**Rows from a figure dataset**
_ _ _

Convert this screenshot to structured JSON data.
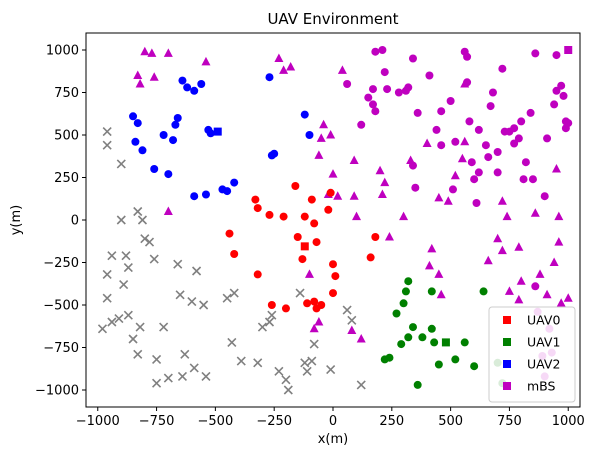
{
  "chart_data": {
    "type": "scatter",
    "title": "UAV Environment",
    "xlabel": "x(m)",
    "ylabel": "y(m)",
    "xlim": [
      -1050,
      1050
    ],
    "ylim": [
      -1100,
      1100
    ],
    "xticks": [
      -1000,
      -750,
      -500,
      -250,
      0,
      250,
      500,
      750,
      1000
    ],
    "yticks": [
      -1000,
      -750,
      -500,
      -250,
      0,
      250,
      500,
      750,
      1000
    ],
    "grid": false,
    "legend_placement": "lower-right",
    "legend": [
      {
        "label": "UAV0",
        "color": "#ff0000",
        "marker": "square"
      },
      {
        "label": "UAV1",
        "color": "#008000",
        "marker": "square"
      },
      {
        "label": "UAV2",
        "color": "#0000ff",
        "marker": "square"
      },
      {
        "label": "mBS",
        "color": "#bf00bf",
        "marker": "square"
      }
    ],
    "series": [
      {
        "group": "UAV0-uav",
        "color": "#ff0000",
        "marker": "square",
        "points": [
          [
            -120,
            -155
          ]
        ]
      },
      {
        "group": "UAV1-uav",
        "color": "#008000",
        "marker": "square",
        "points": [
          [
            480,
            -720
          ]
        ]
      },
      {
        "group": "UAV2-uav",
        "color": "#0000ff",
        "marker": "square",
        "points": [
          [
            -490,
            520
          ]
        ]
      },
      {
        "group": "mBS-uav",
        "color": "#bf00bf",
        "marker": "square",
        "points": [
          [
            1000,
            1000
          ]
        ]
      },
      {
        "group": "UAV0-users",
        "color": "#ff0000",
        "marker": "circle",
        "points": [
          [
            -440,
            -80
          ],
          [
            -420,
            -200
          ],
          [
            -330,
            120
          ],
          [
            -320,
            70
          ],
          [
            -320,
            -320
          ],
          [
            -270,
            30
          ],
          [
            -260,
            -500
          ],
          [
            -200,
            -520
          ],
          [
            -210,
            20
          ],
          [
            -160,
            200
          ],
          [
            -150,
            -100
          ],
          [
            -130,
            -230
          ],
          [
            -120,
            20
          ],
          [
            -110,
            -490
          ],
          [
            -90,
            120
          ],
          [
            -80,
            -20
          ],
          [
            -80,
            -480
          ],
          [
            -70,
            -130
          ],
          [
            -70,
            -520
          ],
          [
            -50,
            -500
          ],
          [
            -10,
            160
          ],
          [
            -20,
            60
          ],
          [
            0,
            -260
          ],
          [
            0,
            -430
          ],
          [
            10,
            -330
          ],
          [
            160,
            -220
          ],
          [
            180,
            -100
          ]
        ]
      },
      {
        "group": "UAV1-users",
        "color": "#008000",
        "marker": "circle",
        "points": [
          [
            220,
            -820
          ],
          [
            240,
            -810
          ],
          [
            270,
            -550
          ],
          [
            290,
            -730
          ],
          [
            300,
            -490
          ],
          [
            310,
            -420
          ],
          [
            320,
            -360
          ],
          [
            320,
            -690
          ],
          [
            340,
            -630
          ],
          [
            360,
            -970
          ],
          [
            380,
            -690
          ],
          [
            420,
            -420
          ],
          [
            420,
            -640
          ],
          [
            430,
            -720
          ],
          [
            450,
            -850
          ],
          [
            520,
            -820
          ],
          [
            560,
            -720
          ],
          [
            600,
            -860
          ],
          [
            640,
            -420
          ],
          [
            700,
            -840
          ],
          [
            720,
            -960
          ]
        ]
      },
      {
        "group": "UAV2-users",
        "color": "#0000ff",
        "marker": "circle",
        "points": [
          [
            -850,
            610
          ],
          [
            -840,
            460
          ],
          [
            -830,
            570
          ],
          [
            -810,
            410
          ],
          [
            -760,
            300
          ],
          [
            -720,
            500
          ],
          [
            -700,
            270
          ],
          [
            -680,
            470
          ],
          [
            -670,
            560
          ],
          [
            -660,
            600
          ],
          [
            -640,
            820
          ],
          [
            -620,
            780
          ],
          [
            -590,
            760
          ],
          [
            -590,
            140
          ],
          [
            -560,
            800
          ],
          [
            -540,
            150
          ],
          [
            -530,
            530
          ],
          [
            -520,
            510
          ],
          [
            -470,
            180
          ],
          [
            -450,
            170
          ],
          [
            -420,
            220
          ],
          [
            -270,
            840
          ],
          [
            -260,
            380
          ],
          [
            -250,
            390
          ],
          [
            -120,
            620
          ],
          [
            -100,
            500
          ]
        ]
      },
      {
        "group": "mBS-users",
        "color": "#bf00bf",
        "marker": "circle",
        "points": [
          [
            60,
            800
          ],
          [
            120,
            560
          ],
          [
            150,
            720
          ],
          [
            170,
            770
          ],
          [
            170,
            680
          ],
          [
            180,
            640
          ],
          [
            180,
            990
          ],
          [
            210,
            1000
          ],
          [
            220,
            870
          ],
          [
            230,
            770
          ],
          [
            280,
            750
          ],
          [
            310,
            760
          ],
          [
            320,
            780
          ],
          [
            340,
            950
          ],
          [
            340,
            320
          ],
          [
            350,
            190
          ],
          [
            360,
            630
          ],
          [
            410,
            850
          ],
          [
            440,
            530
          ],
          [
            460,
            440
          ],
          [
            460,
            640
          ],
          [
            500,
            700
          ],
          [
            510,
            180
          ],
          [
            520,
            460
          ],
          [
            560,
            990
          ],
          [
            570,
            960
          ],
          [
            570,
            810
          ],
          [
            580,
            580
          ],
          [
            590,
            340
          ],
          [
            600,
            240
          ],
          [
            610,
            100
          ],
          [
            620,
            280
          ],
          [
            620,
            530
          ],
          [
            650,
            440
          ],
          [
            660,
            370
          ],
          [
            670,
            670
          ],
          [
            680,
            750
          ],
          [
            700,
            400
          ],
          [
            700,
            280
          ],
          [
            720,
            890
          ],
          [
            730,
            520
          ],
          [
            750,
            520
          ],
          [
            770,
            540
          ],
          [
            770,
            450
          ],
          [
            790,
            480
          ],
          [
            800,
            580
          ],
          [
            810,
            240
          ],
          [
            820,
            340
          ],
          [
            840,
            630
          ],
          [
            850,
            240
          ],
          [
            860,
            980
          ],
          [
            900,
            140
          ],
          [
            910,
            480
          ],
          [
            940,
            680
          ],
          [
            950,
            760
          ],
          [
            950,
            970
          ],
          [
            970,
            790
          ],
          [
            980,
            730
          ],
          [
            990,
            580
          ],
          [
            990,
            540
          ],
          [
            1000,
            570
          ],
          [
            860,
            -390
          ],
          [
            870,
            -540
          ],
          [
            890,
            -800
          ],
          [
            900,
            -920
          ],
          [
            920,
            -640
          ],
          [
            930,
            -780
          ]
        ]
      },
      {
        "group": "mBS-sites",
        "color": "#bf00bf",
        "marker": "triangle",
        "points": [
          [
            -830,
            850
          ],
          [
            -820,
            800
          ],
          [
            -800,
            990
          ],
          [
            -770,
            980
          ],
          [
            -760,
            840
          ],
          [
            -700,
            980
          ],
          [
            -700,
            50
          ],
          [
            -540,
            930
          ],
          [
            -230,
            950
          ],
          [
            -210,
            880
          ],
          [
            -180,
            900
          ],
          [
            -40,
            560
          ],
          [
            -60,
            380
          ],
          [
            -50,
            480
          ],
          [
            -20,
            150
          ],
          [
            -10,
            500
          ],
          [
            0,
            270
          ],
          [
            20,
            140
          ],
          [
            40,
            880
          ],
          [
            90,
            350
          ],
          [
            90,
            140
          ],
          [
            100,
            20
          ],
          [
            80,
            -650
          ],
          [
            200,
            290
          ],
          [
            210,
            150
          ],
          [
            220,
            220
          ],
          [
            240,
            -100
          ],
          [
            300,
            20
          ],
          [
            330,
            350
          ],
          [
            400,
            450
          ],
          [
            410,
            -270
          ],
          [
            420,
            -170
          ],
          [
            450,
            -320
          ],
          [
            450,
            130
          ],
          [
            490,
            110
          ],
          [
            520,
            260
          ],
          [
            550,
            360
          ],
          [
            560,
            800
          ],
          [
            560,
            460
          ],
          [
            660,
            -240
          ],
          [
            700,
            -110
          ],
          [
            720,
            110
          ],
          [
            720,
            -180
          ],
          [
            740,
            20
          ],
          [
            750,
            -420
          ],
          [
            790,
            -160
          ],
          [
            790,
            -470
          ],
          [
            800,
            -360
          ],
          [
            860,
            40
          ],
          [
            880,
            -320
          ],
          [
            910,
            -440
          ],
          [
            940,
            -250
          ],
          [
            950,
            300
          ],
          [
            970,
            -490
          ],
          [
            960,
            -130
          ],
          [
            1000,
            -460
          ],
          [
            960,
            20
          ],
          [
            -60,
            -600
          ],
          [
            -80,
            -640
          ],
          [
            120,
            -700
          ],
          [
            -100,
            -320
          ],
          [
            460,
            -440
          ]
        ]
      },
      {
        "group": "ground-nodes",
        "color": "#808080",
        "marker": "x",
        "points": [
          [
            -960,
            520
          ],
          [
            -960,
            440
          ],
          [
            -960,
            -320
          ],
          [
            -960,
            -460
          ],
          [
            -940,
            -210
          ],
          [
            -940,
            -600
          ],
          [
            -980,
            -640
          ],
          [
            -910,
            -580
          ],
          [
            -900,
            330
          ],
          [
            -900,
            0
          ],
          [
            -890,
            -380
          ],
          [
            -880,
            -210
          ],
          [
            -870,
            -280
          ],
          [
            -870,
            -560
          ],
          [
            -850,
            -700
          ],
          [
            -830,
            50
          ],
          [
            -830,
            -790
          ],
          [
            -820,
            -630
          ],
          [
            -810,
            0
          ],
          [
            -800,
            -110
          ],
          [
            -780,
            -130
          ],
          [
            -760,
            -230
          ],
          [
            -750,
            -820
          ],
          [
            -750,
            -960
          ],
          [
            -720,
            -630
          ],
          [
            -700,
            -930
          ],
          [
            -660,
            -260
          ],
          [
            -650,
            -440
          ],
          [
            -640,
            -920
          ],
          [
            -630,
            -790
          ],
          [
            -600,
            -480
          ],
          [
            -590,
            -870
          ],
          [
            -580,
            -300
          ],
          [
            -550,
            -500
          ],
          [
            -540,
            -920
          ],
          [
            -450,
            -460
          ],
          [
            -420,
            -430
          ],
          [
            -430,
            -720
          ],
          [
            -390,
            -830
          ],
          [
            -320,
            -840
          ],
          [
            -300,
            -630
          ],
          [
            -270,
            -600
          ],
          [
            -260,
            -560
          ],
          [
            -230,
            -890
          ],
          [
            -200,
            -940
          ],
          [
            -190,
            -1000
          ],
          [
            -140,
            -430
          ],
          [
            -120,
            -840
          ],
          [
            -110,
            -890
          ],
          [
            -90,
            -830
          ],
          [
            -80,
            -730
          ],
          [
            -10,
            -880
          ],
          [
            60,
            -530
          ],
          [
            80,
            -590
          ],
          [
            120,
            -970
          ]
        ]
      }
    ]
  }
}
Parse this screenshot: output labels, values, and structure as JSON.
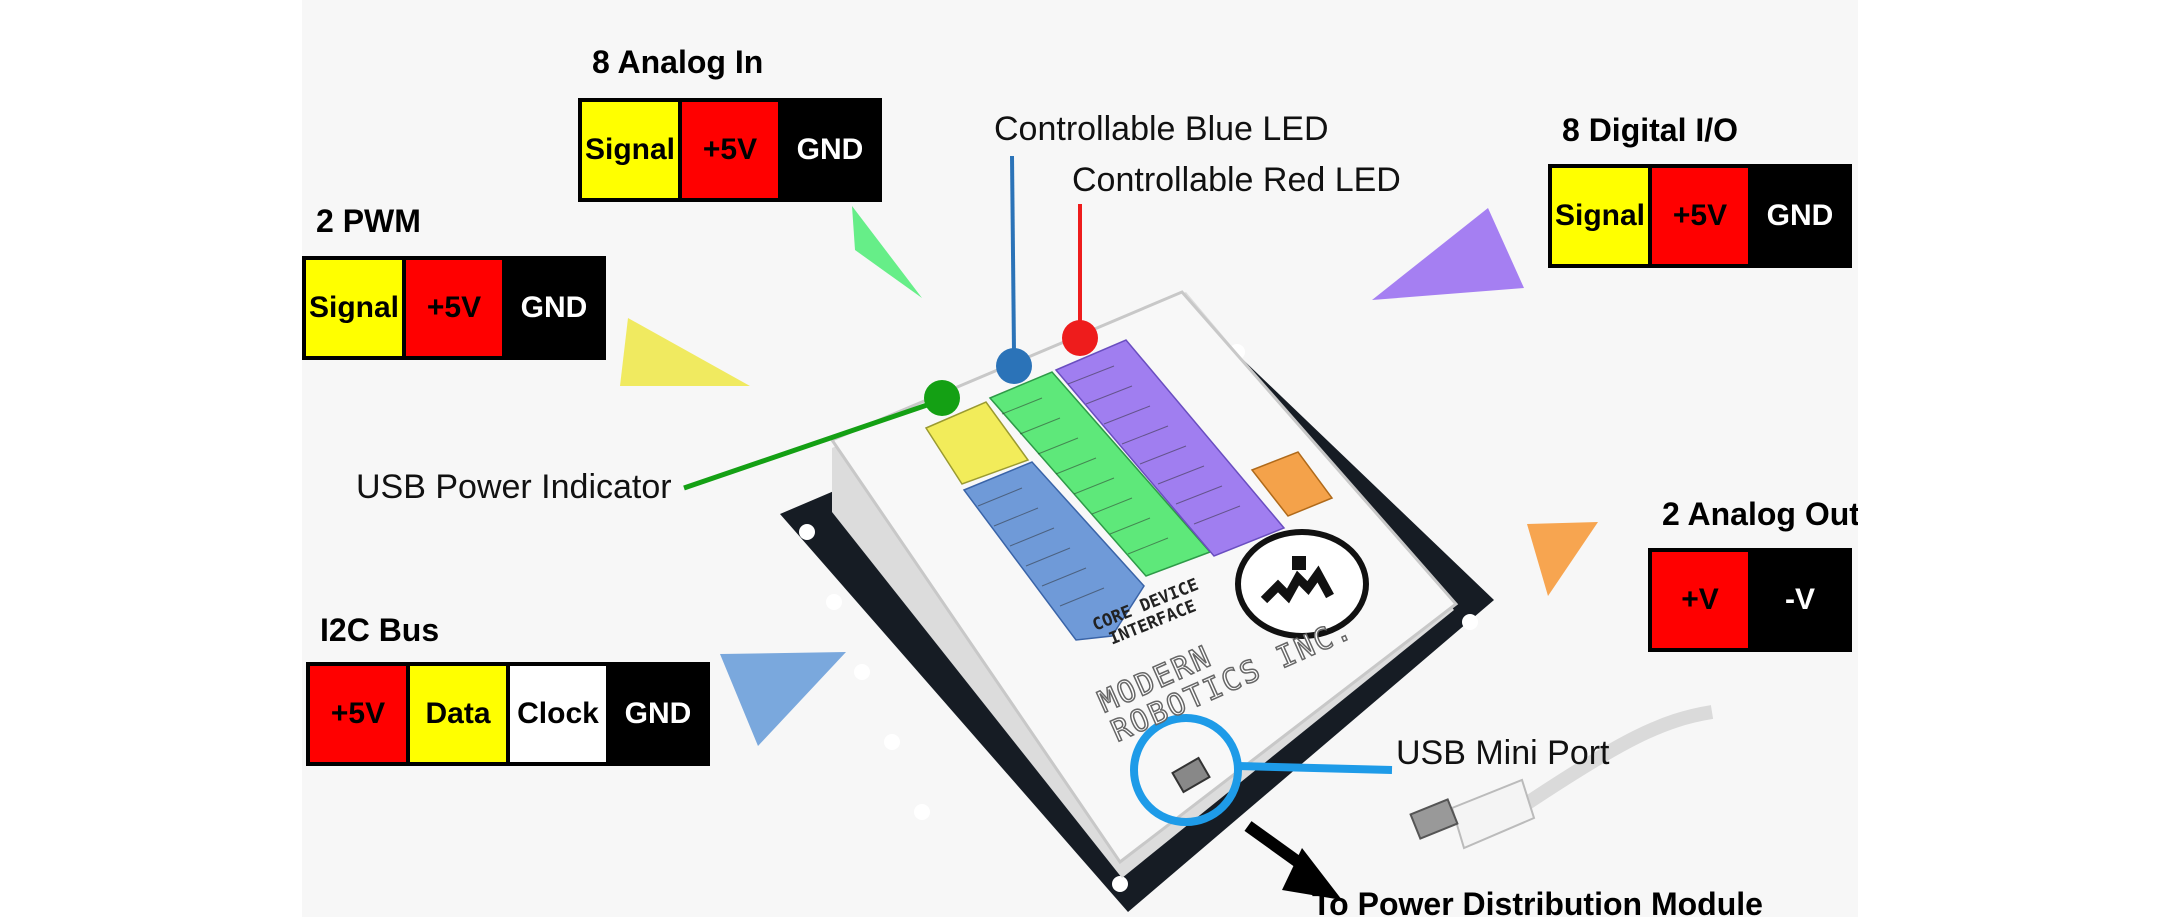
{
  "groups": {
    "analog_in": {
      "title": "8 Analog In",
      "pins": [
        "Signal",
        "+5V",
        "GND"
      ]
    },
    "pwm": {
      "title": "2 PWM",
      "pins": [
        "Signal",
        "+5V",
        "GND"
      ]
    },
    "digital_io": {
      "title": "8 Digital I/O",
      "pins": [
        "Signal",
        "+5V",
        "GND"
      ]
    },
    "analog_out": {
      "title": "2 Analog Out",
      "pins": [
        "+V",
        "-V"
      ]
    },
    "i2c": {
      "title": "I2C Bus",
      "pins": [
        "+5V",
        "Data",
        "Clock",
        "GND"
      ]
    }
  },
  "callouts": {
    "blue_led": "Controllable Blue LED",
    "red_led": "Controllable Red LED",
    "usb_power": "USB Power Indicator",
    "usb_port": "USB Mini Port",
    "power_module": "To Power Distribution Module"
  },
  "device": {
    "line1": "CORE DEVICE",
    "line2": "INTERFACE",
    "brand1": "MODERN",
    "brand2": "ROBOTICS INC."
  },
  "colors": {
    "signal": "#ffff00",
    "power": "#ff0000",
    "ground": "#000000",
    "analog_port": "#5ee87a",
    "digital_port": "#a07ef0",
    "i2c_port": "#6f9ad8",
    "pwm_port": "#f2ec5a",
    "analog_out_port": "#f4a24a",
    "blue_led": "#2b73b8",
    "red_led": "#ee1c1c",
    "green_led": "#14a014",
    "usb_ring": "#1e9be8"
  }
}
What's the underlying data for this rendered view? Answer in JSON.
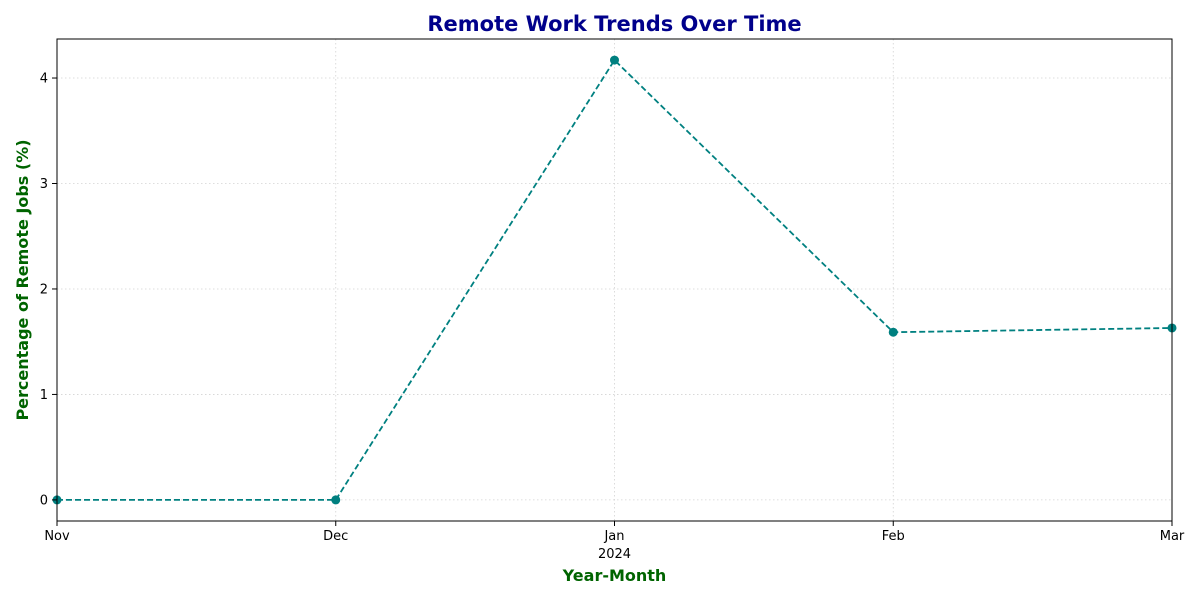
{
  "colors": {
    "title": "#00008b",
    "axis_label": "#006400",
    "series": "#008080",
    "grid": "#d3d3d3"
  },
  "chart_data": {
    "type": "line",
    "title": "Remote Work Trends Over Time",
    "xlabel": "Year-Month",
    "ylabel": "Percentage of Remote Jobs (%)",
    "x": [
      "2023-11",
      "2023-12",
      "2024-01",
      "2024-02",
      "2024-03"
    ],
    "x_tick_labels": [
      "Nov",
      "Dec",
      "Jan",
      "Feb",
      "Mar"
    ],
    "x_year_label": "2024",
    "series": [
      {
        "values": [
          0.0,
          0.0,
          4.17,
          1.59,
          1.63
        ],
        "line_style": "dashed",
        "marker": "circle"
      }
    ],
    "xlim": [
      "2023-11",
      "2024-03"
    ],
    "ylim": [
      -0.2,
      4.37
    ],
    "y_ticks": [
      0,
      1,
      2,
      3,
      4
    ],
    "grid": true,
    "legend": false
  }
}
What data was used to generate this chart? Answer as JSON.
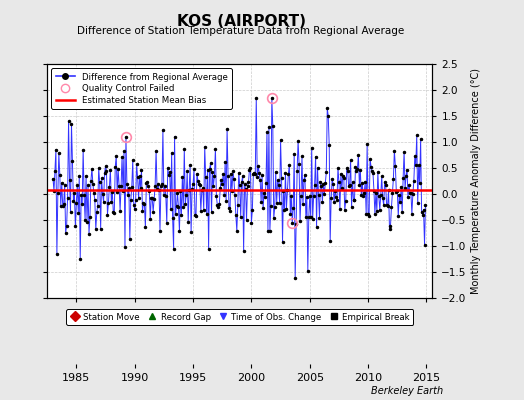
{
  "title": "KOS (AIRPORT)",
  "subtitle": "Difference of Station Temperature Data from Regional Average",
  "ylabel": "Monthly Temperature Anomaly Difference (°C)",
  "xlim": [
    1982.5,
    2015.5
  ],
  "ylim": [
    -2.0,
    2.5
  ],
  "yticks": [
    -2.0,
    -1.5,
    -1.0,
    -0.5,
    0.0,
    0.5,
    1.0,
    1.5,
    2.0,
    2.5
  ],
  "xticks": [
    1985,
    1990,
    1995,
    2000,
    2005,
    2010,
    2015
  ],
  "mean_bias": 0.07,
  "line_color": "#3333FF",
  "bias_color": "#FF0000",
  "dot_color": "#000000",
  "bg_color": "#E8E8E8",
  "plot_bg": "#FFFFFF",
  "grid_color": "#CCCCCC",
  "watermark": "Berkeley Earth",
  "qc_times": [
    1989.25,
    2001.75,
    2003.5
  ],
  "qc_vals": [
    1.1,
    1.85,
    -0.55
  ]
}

_ _ _

**Stated exercise**
For the material, find the number of lines holding the word "Temperature" and give that figure and nothing more.

**Finished task**
2